* **EXERCISE DETAILS**: Look through the entries below and count the lines with the word "thickness" in them; give only the number.

(Extracted records)
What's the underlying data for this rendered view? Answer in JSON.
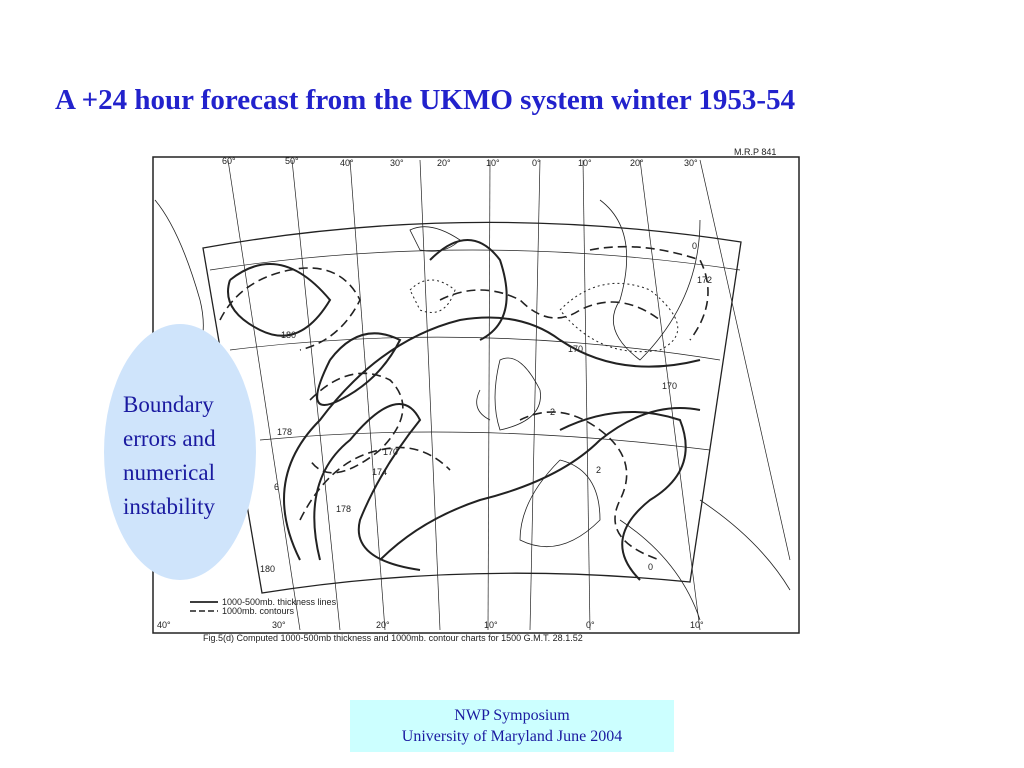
{
  "title": "A +24 hour forecast from the UKMO system winter 1953-54",
  "map": {
    "reference": "M.R.P 841",
    "top_longitudes": [
      "60°",
      "50°",
      "40°",
      "30°",
      "20°",
      "10°",
      "0°",
      "10°",
      "20°",
      "30°"
    ],
    "bottom_longitudes": [
      "40°",
      "30°",
      "20°",
      "10°",
      "0°",
      "10°"
    ],
    "contour_labels": [
      "180",
      "178",
      "170",
      "174",
      "178",
      "6",
      "2",
      "170",
      "170",
      "172",
      "0",
      "0",
      "180",
      "2"
    ],
    "legend": [
      "1000-500mb. thickness lines",
      "1000mb. contours"
    ],
    "caption": "Fig.5(d)  Computed 1000-500mb thickness and 1000mb. contour charts for 1500 G.M.T. 28.1.52"
  },
  "callout": [
    "Boundary",
    "errors and",
    "numerical",
    "instability"
  ],
  "footer": [
    "NWP Symposium",
    "University of Maryland June 2004"
  ]
}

* **RESULT**: 2